• **Requirements**: Give back the records below exactly, every one, with no pictures.

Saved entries
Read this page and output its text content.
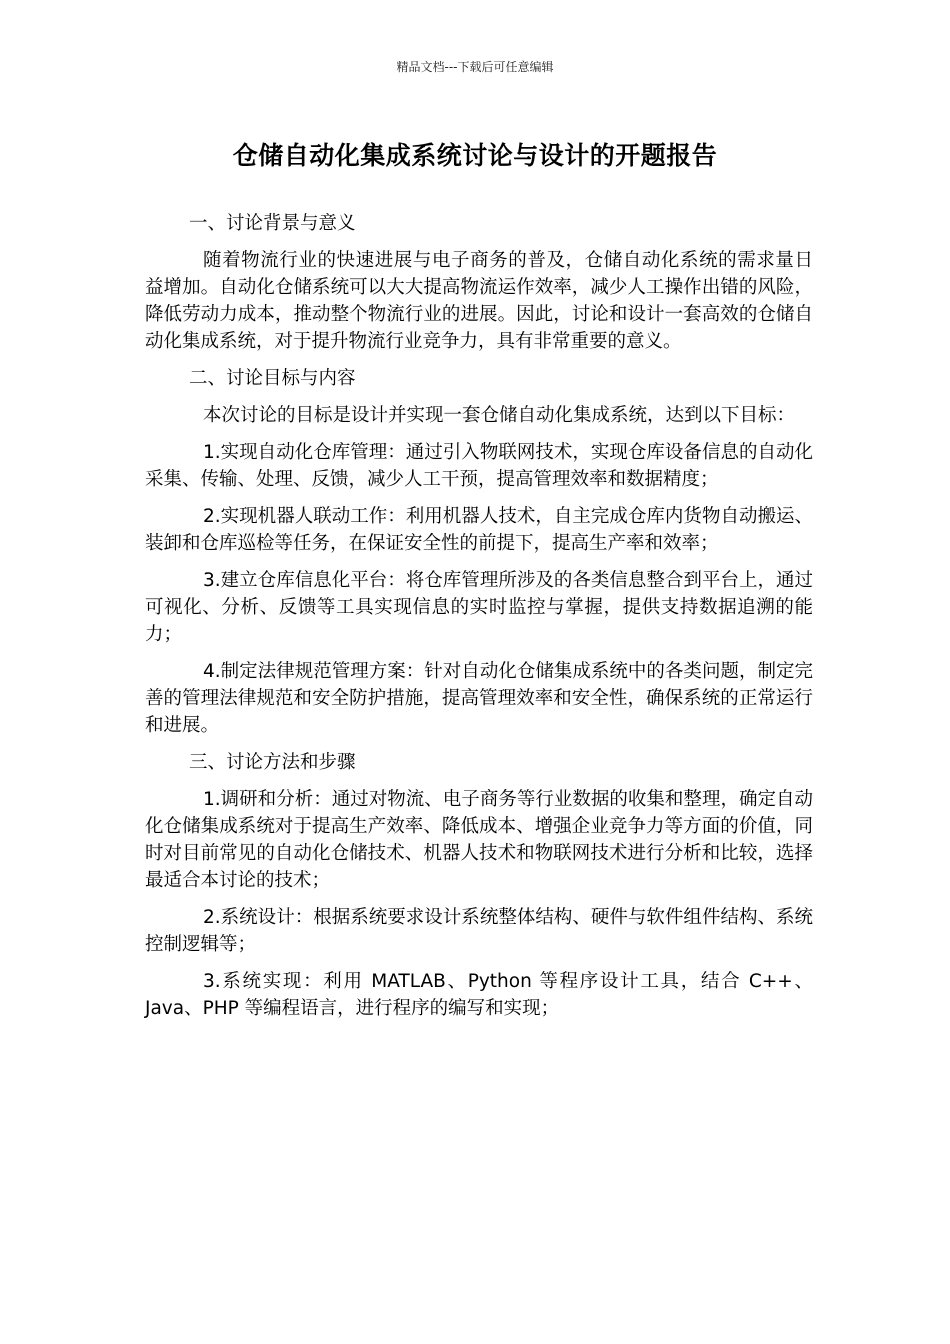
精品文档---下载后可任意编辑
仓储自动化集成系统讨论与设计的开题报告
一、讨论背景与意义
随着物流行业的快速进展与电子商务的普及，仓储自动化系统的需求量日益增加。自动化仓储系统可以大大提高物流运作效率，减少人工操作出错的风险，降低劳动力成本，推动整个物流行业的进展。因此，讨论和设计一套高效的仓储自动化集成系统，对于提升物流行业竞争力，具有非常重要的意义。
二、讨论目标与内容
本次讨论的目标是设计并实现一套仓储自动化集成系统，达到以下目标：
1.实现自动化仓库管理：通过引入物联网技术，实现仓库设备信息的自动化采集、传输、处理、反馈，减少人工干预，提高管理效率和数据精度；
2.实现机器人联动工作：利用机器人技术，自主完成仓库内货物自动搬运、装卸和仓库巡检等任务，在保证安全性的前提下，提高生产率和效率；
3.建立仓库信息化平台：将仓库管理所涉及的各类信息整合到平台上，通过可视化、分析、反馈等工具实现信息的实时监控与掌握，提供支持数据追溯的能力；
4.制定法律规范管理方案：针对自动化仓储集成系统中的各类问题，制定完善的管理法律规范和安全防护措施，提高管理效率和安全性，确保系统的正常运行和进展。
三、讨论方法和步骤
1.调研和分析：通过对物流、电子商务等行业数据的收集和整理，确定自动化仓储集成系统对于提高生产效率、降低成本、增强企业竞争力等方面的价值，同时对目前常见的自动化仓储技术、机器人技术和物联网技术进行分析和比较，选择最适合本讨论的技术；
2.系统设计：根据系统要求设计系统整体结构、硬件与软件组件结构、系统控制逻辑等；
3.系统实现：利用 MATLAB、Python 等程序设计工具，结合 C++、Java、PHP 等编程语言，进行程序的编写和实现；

• **Written reply**:
Read this page and output its text content.
精品文档---下载后可任意编辑
仓储自动化集成系统讨论与设计的开题报告
一、讨论背景与意义
随着物流行业的快速进展与电子商务的普及，仓储自动化系统的需求量日益增加。自动化仓储系统可以大大提高物流运作效率，减少人工操作出错的风险，降低劳动力成本，推动整个物流行业的进展。因此，讨论和设计一套高效的仓储自动化集成系统，对于提升物流行业竞争力，具有非常重要的意义。
二、讨论目标与内容
本次讨论的目标是设计并实现一套仓储自动化集成系统，达到以下目标：
1.实现自动化仓库管理：通过引入物联网技术，实现仓库设备信息的自动化采集、传输、处理、反馈，减少人工干预，提高管理效率和数据精度；
2.实现机器人联动工作：利用机器人技术，自主完成仓库内货物自动搬运、装卸和仓库巡检等任务，在保证安全性的前提下，提高生产率和效率；
3.建立仓库信息化平台：将仓库管理所涉及的各类信息整合到平台上，通过可视化、分析、反馈等工具实现信息的实时监控与掌握，提供支持数据追溯的能力；
4.制定法律规范管理方案：针对自动化仓储集成系统中的各类问题，制定完善的管理法律规范和安全防护措施，提高管理效率和安全性，确保系统的正常运行和进展。
三、讨论方法和步骤
1.调研和分析：通过对物流、电子商务等行业数据的收集和整理，确定自动化仓储集成系统对于提高生产效率、降低成本、增强企业竞争力等方面的价值，同时对目前常见的自动化仓储技术、机器人技术和物联网技术进行分析和比较，选择最适合本讨论的技术；
2.系统设计：根据系统要求设计系统整体结构、硬件与软件组件结构、系统控制逻辑等；
3.系统实现：利用 MATLAB、Python 等程序设计工具，结合 C++、Java、PHP 等编程语言，进行程序的编写和实现；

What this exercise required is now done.